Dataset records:
######

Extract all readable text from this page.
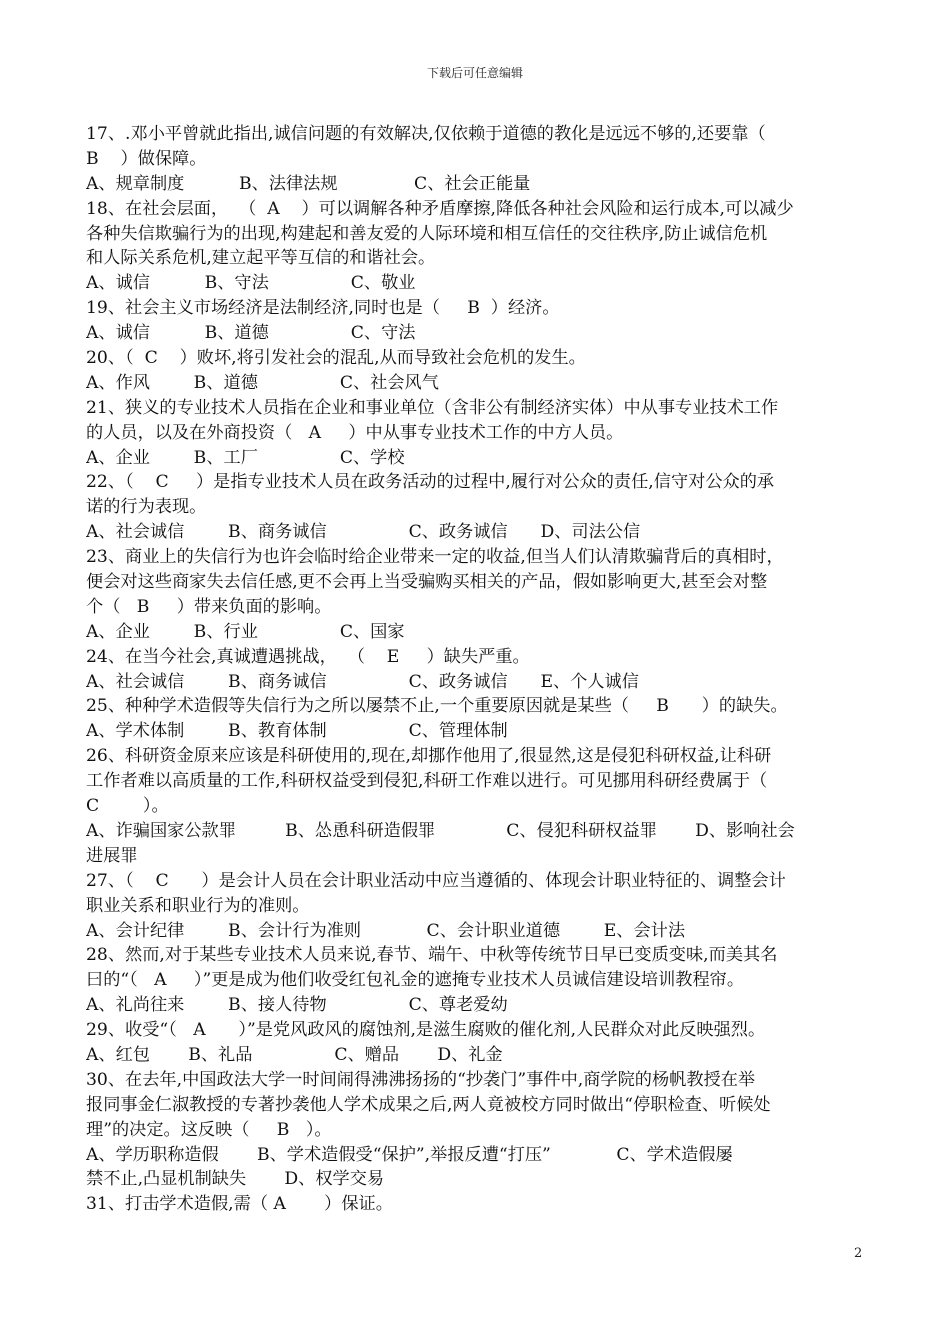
下载后可任意编辑
17、.邓小平曾就此指出,诚信问题的有效解决,仅依赖于道德的教化是远远不够的,还要靠（
B    ）做保障。
A、规章制度          B、法律法规              C、社会正能量
18、在社会层面，  （  A    ）可以调解各种矛盾摩擦,降低各种社会风险和运行成本,可以减少
各种失信欺骗行为的出现,构建起和善友爱的人际环境和相互信任的交往秩序,防止诚信危机
和人际关系危机,建立起平等互信的和谐社会。
A、诚信          B、守法               C、敬业
19、社会主义市场经济是法制经济,同时也是（     B  ）经济。
A、诚信          B、道德               C、守法
20、（  C    ）败坏,将引发社会的混乱,从而导致社会危机的发生。
A、作风        B、道德               C、社会风气
21、狭义的专业技术人员指在企业和事业单位（含非公有制经济实体）中从事专业技术工作
的人员，以及在外商投资（   A     ）中从事专业技术工作的中方人员。
A、企业        B、工厂               C、学校
22、（    C     ）是指专业技术人员在政务活动的过程中,履行对公众的责任,信守对公众的承
诺的行为表现。
A、社会诚信        B、商务诚信               C、政务诚信      D、司法公信
23、商业上的失信行为也许会临时给企业带来一定的收益,但当人们认清欺骗背后的真相时，
便会对这些商家失去信任感,更不会再上当受骗购买相关的产品，假如影响更大,甚至会对整
个（   B     ）带来负面的影响。
A、企业        B、行业               C、国家
24、在当今社会,真诚遭遇挑战，  （    E     ）缺失严重。
A、社会诚信        B、商务诚信               C、政务诚信      E、个人诚信
25、种种学术造假等失信行为之所以屡禁不止,一个重要原因就是某些（     B      ）的缺失。
A、学术体制        B、教育体制               C、管理体制
26、科研资金原来应该是科研使用的,现在,却挪作他用了,很显然,这是侵犯科研权益,让科研
工作者难以高质量的工作,科研权益受到侵犯,科研工作难以进行。可见挪用科研经费属于（
C        ）。
A、诈骗国家公款罪         B、怂恿科研造假罪             C、侵犯科研权益罪       D、影响社会
进展罪
27、（    C      ）是会计人员在会计职业活动中应当遵循的、体现会计职业特征的、调整会计
职业关系和职业行为的准则。
A、会计纪律        B、会计行为准则            C、会计职业道德        E、会计法
28、然而,对于某些专业技术人员来说,春节、端午、中秋等传统节日早已变质变味,而美其名
曰的“（   A     ）”更是成为他们收受红包礼金的遮掩专业技术人员诚信建设培训教程帘。
A、礼尚往来        B、接人待物               C、尊老爱幼
29、收受“（   A      ）”是党风政风的腐蚀剂,是滋生腐败的催化剂,人民群众对此反映强烈。
A、红包       B、礼品               C、赠品       D、礼金
30、在去年,中国政法大学一时间闹得沸沸扬扬的“抄袭门”事件中,商学院的杨帆教授在举
报同事金仁淑教授的专著抄袭他人学术成果之后,两人竟被校方同时做出“停职检查、听候处
理”的决定。这反映（     B   ）。
A、学历职称造假       B、学术造假受“保护”,举报反遭“打压”            C、学术造假屡
禁不止,凸显机制缺失       D、权学交易
31、打击学术造假,需（ A       ）保证。
2
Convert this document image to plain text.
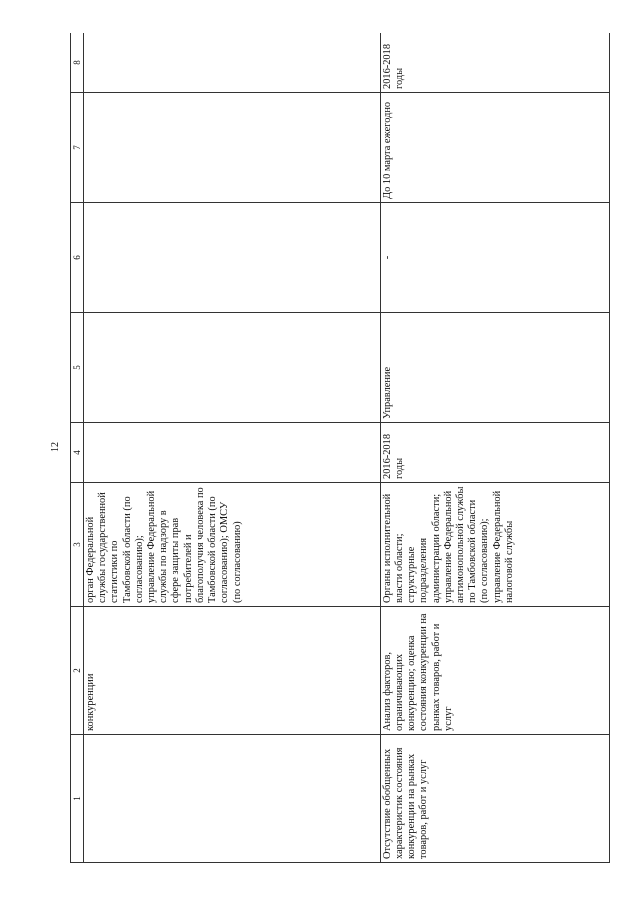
12
1	2	3	4	5	6	7	8
	конкуренции	орган Федеральной службы государственной статистики по Тамбовской области (по согласованию); управление Федеральной службы по надзору в сфере защиты прав потребителей и благополучия человека по Тамбовской области (по согласованию); ОМСУ (по согласованию)					
Отсутствие обобщенных характеристик состояния конкуренции на рынках товаров, работ и услуг	Анализ факторов, ограничивающих конкуренцию; оценка состояния конкуренции на рынках товаров, работ и услуг	Органы исполнительной власти области; структурные подразделения администрации области; управление Федеральной антимонопольной службы по Тамбовской области (по согласованию); управление Федеральной налоговой службы	2016-2018 годы	Управление	-	До 10 марта ежегодно	2016-2018 годы
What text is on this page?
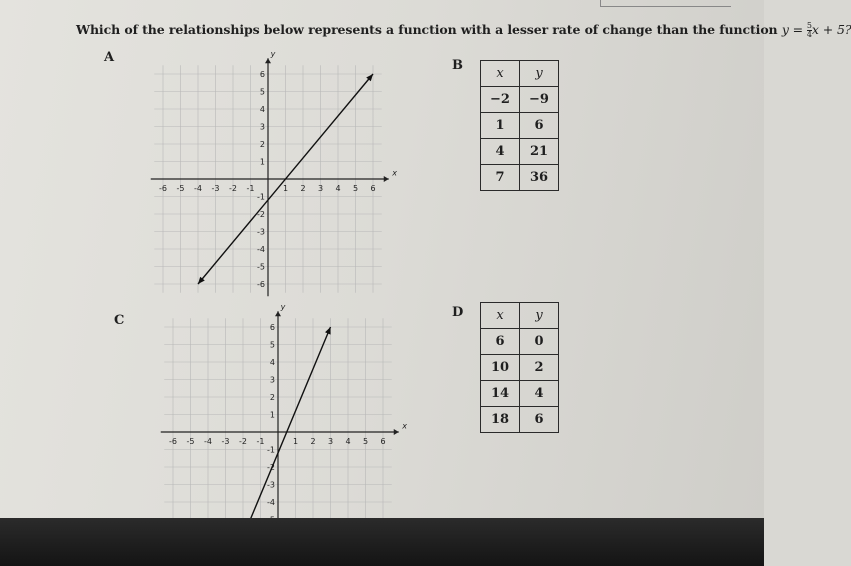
Which of the relationships below represents a function with a lesser rate of change than the function $y = \frac{5}{4}$ x + 5?
A
x
y
-6 -5 -4 -3 -2 -1	1 2 3 4 5 6
6
5
4
3
2
1
-1
-2
-3
-4
-5
-6
B
x	y
−2	−9
1	6
4	21
7	36
C
x
y
-6 -5 -4 -3 -2 -1	1 2 3 4 5 6
6
5
4
3
2
1
-1
-2
-3
-4
D	x	y
6	0
10	2
14	4
18	6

######

▶ REQUIRED TASK
Starting with the line that holds "What text is on this page?", retype each line through the last one in the listing above, exactly as written. Do not copy any pictures.

▶ SOLUTION
What text is on this page?
Which of the relationships below represents a function with a lesser rate of change than the function $y = \frac{5}{4}$ x + 5?
A
x
y
-6 -5 -4 -3 -2 -1	1 2 3 4 5 6
6
5
4
3
2
1
-1
-2
-3
-4
-5
-6
B
x	y
−2	−9
1	6
4	21
7	36
C
x
y
-6 -5 -4 -3 -2 -1	1 2 3 4 5 6
6
5
4
3
2
1
-1
-2
-3
-4
D	x	y
6	0
10	2
14	4
18	6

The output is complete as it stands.